Figure data in JSON:
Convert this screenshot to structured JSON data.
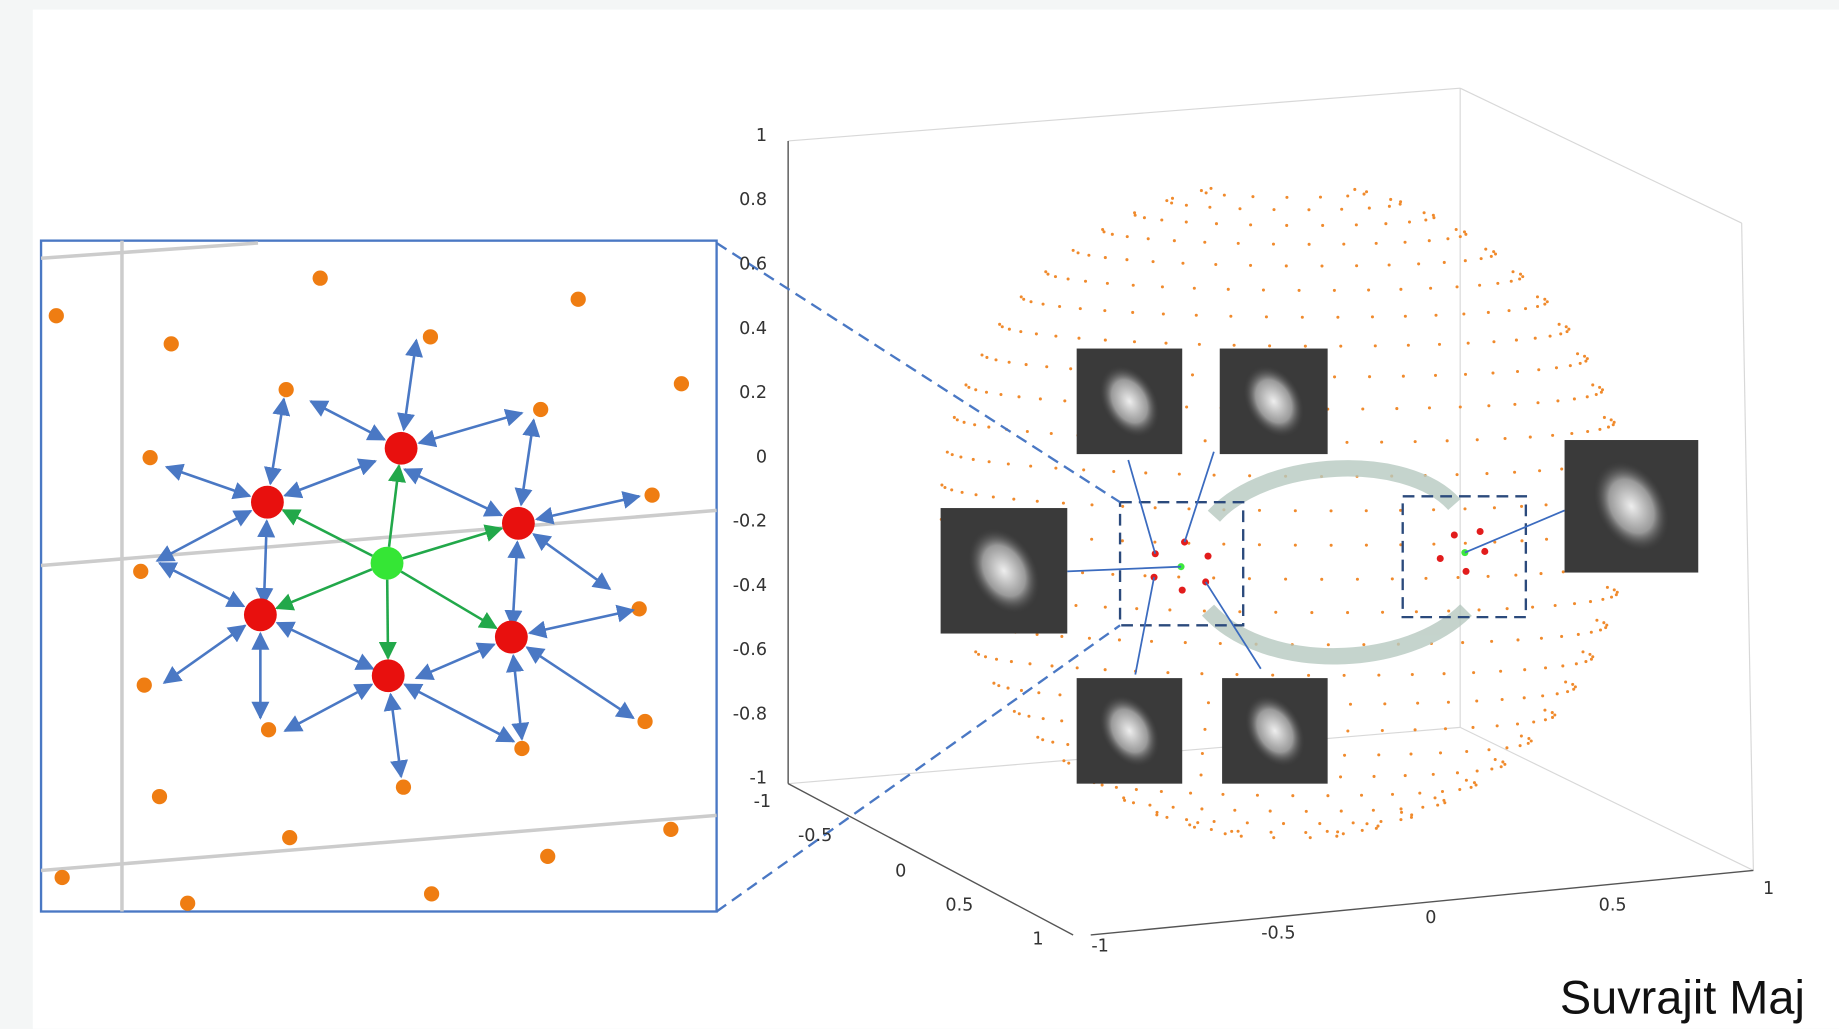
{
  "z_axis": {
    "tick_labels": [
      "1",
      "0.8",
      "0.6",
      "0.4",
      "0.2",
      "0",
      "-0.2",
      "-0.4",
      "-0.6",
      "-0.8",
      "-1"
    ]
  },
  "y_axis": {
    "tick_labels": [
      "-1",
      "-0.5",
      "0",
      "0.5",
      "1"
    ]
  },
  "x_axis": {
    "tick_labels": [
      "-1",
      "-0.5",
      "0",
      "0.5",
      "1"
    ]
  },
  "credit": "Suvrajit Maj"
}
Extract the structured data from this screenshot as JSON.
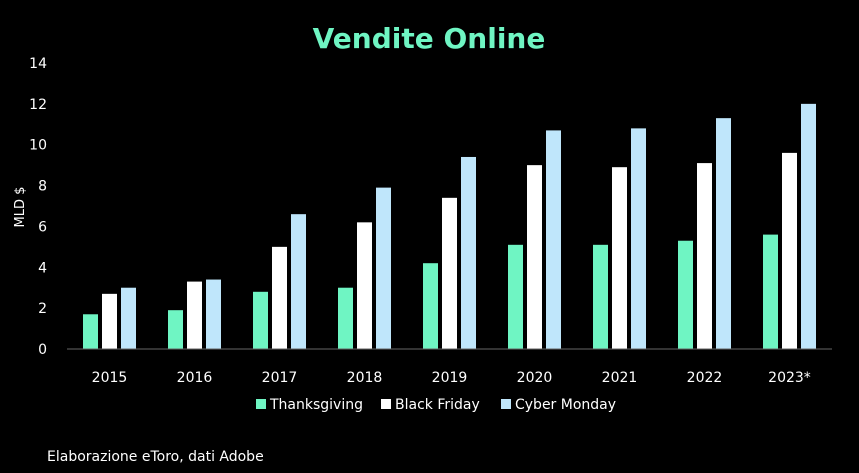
...
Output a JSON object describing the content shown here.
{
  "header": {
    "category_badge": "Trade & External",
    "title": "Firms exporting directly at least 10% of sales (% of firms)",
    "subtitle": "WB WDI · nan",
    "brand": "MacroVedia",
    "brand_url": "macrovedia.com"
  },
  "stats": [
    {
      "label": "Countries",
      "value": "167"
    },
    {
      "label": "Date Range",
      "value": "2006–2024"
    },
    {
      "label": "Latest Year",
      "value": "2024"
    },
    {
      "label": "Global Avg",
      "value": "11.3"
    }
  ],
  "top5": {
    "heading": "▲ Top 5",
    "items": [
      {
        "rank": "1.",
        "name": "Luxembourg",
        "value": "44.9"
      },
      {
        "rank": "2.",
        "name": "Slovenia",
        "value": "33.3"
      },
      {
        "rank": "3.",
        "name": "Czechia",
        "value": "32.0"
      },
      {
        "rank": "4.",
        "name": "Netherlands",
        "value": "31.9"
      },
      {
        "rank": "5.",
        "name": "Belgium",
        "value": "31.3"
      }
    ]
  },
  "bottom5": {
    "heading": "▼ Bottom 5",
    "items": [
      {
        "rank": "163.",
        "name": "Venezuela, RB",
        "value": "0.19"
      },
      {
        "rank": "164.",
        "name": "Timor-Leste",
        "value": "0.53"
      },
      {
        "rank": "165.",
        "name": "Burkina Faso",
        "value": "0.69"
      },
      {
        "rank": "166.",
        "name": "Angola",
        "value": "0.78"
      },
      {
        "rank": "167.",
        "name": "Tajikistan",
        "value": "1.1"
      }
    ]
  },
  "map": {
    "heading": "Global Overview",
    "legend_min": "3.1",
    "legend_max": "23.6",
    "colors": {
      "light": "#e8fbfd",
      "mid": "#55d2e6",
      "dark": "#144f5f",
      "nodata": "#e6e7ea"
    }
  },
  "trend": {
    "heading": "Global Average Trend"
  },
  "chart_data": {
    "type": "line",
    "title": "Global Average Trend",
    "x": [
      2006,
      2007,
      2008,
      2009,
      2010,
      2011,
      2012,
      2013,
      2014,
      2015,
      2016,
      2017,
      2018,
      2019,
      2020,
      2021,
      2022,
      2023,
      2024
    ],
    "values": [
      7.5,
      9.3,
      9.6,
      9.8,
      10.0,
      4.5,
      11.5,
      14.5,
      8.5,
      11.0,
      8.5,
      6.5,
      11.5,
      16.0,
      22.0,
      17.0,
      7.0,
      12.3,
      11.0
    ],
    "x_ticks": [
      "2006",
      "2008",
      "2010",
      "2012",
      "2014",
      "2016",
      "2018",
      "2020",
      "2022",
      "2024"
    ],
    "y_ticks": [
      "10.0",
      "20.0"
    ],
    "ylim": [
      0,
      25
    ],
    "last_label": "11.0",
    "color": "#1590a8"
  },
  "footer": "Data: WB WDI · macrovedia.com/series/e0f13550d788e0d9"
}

§ **Aim**
Output word for word the lines running from the one containing "Convert this screenshot" to the one containing "Extract the structured", both included, leaving out the pictures.

§ **Answer**
Convert this screenshot to structured JSON data.
{
  "z_axis": {
    "tick_labels": [
      "1",
      "0.8",
      "0.6",
      "0.4",
      "0.2",
      "0",
      "-0.2",
      "-0.4",
      "-0.6",
      "-0.8",
      "-1"
    ]
  },
  "y_axis": {
    "tick_labels": [
      "-1",
      "-0.5",
      "0",
      "0.5",
      "1"
    ]
  },
  "x_axis": {
    "tick_labels": [
      "-1",
      "-0.5",
      "0",
      "0.5",
      "1"
    ]
  },
  "credit": "Suvrajit Maj"
}
Extract the structured data from this screenshot as JSON.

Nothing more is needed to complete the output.